▶ _EXERCISE DIRECTIONS_: Records follow. Pull out every line that contains "School".

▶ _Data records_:
......
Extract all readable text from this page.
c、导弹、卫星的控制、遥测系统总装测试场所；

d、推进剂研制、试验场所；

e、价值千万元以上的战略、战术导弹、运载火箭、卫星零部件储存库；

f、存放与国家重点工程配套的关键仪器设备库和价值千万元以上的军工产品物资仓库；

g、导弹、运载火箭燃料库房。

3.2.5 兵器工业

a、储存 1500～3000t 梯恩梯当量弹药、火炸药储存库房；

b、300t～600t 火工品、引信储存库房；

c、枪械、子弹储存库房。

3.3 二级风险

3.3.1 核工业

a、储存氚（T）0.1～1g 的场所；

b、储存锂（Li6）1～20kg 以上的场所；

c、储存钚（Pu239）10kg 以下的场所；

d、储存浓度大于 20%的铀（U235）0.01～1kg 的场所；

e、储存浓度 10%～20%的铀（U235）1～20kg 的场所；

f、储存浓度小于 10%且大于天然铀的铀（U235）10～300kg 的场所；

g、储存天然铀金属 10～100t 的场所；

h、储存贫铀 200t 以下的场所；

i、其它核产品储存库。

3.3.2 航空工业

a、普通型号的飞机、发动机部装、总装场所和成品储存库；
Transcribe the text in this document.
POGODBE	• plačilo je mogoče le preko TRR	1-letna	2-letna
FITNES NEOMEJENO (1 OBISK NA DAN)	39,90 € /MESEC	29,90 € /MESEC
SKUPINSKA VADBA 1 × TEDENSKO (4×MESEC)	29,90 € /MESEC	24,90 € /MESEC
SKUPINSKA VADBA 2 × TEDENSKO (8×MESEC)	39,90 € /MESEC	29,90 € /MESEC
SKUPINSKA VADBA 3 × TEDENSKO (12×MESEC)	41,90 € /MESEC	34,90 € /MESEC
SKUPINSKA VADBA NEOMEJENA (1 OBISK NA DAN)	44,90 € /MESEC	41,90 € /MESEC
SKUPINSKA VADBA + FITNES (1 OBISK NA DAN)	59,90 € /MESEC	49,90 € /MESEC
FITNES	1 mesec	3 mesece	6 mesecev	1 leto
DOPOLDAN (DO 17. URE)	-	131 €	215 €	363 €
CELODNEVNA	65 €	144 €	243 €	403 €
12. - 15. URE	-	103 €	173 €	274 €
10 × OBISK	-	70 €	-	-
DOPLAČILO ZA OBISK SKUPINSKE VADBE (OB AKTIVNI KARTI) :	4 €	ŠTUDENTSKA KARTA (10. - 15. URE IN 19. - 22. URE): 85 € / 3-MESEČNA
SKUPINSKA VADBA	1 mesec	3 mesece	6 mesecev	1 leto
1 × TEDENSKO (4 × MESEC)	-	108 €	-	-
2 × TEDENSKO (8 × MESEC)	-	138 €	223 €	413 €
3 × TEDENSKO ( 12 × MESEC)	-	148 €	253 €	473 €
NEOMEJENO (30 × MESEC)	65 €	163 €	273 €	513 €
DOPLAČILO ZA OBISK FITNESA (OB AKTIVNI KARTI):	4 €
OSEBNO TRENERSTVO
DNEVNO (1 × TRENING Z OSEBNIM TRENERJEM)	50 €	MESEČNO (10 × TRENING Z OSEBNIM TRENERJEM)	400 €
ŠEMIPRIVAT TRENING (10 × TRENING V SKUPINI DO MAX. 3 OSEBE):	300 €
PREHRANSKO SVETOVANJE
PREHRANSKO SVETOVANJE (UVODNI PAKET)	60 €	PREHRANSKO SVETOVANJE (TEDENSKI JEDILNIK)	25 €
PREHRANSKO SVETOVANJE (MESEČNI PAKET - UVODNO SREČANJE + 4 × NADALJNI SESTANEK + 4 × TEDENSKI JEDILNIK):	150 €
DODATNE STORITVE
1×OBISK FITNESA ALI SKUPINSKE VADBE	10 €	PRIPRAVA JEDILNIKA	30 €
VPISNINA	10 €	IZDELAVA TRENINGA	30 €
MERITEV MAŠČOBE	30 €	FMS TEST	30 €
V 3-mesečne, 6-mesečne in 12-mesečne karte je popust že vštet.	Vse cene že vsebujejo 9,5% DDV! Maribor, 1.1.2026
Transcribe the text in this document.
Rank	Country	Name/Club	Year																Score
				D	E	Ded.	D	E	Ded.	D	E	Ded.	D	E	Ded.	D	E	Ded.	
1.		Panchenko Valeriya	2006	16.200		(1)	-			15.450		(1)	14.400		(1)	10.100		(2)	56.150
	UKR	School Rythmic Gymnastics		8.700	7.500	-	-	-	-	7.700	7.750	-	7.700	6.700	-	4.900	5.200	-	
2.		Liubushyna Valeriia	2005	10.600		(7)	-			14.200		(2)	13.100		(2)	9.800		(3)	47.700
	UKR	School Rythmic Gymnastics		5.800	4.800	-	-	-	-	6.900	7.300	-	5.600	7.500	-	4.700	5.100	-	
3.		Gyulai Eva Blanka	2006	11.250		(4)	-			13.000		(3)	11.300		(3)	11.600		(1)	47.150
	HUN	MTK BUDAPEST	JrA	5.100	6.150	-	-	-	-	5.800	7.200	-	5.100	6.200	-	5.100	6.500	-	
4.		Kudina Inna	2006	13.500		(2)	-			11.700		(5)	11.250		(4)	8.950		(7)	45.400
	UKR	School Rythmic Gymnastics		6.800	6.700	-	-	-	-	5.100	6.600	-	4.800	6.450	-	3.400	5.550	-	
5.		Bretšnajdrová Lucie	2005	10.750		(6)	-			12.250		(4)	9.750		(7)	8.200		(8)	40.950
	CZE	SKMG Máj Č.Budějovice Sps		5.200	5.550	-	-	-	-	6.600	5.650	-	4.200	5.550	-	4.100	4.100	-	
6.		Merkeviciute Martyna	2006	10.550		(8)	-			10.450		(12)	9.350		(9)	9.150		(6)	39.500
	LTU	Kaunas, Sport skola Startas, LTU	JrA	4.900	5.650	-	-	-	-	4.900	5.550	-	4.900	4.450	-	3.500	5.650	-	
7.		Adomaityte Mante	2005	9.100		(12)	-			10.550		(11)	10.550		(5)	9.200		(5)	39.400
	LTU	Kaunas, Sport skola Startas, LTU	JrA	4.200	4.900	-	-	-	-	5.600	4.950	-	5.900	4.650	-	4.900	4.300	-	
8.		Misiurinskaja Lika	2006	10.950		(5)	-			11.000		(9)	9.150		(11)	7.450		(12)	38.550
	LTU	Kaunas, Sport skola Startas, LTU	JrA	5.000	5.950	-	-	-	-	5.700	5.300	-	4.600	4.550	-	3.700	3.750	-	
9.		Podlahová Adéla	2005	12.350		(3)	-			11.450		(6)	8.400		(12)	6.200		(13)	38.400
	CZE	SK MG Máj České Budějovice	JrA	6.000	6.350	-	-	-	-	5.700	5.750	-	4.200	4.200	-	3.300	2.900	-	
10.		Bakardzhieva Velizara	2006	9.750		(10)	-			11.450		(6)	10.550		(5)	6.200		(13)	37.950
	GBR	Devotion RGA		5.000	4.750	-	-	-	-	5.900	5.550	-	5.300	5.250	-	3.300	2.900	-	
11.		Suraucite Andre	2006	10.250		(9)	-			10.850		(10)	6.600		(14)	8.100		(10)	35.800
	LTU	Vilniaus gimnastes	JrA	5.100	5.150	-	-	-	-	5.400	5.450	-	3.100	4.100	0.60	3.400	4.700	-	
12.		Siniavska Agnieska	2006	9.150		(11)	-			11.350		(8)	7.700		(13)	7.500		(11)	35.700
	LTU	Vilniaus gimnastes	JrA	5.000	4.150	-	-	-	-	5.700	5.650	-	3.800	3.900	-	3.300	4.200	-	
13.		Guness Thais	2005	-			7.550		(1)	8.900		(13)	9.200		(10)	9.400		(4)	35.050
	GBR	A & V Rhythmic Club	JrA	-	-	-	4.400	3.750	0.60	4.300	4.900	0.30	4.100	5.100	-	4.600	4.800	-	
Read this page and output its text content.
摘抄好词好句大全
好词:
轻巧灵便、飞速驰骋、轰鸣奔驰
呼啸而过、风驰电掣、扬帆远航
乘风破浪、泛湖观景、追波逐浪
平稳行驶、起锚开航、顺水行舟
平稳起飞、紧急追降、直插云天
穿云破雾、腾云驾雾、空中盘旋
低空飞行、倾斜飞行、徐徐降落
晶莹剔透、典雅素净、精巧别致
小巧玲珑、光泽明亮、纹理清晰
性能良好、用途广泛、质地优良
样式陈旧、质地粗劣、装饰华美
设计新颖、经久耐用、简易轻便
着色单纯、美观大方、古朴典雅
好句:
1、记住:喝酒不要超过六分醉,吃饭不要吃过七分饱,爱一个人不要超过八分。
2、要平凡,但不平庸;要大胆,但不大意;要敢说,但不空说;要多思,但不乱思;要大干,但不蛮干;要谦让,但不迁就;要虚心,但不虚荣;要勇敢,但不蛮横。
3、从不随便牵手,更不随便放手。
......
▶ _WRITTEN SOLUTION_:
	UKR	School Rythmic Gymnastics		8.700	7.500	-	-	-	-	7.700	7.750	-	7.700	6.700	-	4.900	5.200	-	
	UKR	School Rythmic Gymnastics		5.800	4.800	-	-	-	-	6.900	7.300	-	5.600	7.500	-	4.700	5.100	-	
	UKR	School Rythmic Gymnastics		6.800	6.700	-	-	-	-	5.100	6.600	-	4.800	6.450	-	3.400	5.550	-	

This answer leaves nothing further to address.